▶ _Testo del documento_
--------------------------------------------------
Il 25 novembre 2021 papa Francesco ha autorizzato la promulgazione del decreto sulle virtù eroiche; è diventato così Venerabile.
Ecco, qui di seguito, il commosso ricordo del presidente della Fondazione Giancarlo Piccinni (Avvenire del 15 gennaio 2022:
”Ha fatto camminare Gesù nelle strade delle nostre città.
Venerabile oggi, ma da sempre venerato. Don Tonino mi emoziona, e non solo oggi, per quello che stiamo vivendo. Mi emozionano i ricordi, nitidi, di un passato condiviso, mi emoziona la prospettiva di un futuro, gravido di attese. Mi emoziona anche solo pronunciare il suo nome. La Chiesa oggi e tutti fedeli aspettano il riconoscimento di un miracolo per la proclamazione della beatificazione e poi della santità. Chi lo ha conosciuto sa che lui stesso è stato un miracolo!
Con Don Tonino Gesù di Nazaret è passato per le nostre strade, per le nostre case, per le nostre chiese. Siamo stati generati alla fede: per questo lo abbiamo sentito e lo sentiamo nostro padre. Siamo stati rapiti dalle sue parole, ma anche dai suoi silenzi. Perché anche nel silenzio ci ha parlato. Il silenzio è la lingua di Dio e delle persone sagge e don Tonino, come tutti i santi, ha profondamente amato il silenzio perché il silenzio dona uno sguardo nuovo su tutte le cose. Il silenzio genera sapienza. Ma ci mancano anche le sue parole! A scuola, in piazza, nei convegni, ma soprattutto in chiesa: qui raggiungevano significati altissimi perché parlare in un quadro liturgico non ha lo stesso valore che parlare in un altro contesto: «È collocarsi in un luogo dove affluiscono i silenziosi apporti sapienziali dell’assemblea, che in quel momento non è un pubblico, è un soggetto attivo e creativo».
--------------------------------------------------
▶ _Estratti delle righe_
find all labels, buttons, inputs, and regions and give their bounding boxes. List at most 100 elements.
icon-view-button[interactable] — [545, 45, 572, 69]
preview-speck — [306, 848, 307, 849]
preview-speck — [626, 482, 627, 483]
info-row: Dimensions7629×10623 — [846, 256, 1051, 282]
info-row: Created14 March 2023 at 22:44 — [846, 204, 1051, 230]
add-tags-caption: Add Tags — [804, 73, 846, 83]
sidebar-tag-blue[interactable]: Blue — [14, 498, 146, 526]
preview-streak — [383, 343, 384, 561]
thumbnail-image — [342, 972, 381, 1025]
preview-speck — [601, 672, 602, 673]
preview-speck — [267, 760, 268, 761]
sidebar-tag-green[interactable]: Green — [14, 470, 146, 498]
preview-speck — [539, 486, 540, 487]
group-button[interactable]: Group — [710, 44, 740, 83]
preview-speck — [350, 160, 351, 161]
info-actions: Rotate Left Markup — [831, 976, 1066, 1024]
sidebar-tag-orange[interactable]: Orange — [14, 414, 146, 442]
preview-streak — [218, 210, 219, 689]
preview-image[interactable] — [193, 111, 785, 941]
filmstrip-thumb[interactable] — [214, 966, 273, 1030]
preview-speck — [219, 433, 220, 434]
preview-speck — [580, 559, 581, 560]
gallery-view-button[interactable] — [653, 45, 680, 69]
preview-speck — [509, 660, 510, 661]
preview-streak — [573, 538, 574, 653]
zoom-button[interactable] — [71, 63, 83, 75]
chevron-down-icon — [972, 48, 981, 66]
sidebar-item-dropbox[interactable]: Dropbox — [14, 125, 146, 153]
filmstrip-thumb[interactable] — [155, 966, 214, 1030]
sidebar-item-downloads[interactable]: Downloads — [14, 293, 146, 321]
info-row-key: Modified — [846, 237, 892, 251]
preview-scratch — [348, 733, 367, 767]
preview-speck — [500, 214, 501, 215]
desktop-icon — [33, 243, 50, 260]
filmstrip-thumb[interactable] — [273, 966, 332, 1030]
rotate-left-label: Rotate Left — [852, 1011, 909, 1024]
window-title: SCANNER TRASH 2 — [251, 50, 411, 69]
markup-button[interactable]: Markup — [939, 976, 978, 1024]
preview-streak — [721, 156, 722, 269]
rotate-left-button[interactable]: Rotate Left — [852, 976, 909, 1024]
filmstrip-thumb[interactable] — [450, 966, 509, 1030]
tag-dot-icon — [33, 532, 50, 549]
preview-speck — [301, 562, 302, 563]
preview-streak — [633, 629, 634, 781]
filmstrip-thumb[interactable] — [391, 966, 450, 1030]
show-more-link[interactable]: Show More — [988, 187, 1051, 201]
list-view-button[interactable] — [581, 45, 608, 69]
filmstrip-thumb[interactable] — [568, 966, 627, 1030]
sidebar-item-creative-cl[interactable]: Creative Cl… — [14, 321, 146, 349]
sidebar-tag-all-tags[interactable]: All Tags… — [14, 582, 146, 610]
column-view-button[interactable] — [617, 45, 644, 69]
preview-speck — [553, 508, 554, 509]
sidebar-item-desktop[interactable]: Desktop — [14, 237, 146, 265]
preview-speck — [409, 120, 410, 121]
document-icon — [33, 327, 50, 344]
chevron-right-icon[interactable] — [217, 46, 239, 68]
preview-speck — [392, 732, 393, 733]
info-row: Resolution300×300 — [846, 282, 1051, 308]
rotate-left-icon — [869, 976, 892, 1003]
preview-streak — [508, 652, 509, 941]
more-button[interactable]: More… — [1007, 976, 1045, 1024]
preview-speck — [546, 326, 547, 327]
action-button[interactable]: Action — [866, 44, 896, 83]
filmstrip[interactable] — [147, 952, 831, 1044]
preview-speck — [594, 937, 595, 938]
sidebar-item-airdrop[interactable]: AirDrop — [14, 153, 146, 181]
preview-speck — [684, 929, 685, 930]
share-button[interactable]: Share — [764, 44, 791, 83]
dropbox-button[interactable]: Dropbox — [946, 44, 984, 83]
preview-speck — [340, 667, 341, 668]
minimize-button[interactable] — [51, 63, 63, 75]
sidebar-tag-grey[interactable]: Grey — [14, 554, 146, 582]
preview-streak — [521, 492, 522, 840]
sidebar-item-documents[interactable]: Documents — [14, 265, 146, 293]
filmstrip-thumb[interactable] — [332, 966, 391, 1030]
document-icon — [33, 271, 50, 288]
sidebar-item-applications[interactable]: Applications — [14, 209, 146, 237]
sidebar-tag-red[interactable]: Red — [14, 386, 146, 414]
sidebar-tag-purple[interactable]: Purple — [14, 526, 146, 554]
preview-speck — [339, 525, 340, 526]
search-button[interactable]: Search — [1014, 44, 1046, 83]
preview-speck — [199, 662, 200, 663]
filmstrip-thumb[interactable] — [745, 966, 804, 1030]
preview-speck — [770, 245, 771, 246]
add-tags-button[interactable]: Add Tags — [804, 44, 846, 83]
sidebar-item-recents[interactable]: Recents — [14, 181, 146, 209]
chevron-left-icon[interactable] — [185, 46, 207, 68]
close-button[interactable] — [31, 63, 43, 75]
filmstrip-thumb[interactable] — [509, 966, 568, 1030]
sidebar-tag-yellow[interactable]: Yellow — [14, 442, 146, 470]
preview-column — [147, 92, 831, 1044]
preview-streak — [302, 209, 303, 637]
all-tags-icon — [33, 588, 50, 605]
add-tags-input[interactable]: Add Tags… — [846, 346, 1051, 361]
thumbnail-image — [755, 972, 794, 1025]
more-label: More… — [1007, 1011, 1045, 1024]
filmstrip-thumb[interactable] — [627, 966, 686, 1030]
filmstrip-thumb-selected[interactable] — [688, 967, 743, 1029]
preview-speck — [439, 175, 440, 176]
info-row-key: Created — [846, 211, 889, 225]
--------------------------------------------------
▶ _Istruzioni di lavoro_
a: Nel ricordo di don Tonino, riscrivi il brano che comincia con le parole "Il 25 novembre" e termina dopo "stato un miracolo!", sostituendo "miracolo" con "prodigio".
b: Secondo il ricordo di don Tonino, perché le sue parole in chiesa raggiungevano significati altissimi?
c: Prosegui il ricordo di don Tonino dopo l'ultima frase riportata.
Le righe provengono da un'altra fonte.

▶ _Risposte per punto_
a:
Il 25 novembre 2021 papa Francesco ha autorizzato la promulgazione del decreto sulle virtù eroiche; è diventato così Venerabile.
Ecco, qui di seguito, il commosso ricordo del presidente della Fondazione Giancarlo Piccinni (Avvenire del 15 gennaio 2022:
”Ha fatto camminare Gesù nelle strade delle nostre città.
Venerabile oggi, ma da sempre venerato. Don Tonino mi emoziona, e non solo oggi, per quello che stiamo vivendo. Mi emozionano i ricordi, nitidi, di un passato condiviso, mi emoziona la prospettiva di un futuro, gravido di attese. Mi emoziona anche solo pronunciare il suo nome. La Chiesa oggi e tutti fedeli aspettano il riconoscimento di un prodigio per la proclamazione della beatificazione e poi della santità. Chi lo ha conosciuto sa che lui stesso è stato un prodigio!

b: Perché parlare in un quadro liturgico non ha lo stesso valore che parlare in un altro contesto. Significa collocarsi in un luogo dove affluiscono i silenziosi apporti sapienziali dell'assemblea. In quel momento l'assemblea non è un pubblico, ma un soggetto attivo e creativo.

c:
Gli apporti sapienziali dell’assemblea, del popolo, del suo popolo, sono stati sempre preziosi per l’amato pastore. «Grazie Chiesa di Alessano, che mi hai fatto entrare nell’anima il senso del mistero con la tua religiosità popolare», così disse nella sua prima omelia da vescovo. Per don Tonino il popolo è «soggetto di riflessione teologica» e il rapporto tra i saperi del popolo e quelli dei teologi non deve essere unidirezionale, devono invece necessariamente integrarsi. Ognuno di questi saperi ha una sua funzione insostituibile perché specifici, diversi, ne aveva tanta consapevolezza don Tonino che volle ed attuò una pastorale che non solo era per il popolo, ma soprattutto partiva dal popolo.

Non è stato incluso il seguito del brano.